Tools for examining different phases of compiling and running a C program

This page provides information about the different phases of compiling and running a C (or C++) program and tools that can be used to examine the results of these different phases.

The different phases examined below are:

the preprocessor (expands #'s)
the compiler (produces .s or .o files)
the assembler (produces .o files from .s files)
the link editor (produces a.out files)
the runtime linker (loads and links shared libraries used by a.out)

The different tools used to examine compiler output include:

objdump
readelf
gdb (the disass command in particular)
nm
ldd
file
hexdump, hexedit, strings

More information and examples using some of these tools to examine .o and a.out files (hexdump, strings, objdump, gdb).

**EXERCISE DIRECTIONS**
Reproduce the passage of the C compilation tools page from "This page provides" to "from .s files)", word for word.

**PROVIDED MATERIAL**
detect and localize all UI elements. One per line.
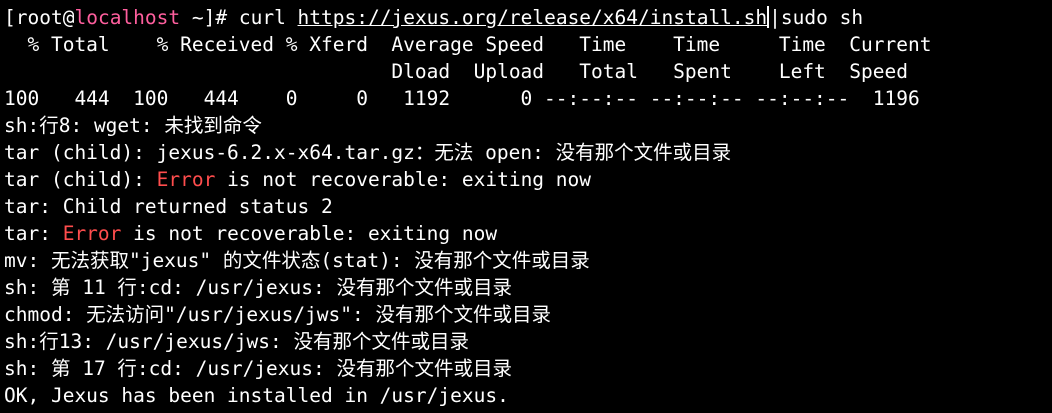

**TASK RESPONSE**
This page provides information about the different phases of compiling and running a C (or C++) program and tools that can be used to examine the results of these different phases.

The different phases examined below are:

the preprocessor (expands #'s)
the compiler (produces .s or .o files)
the assembler (produces .o files from .s files)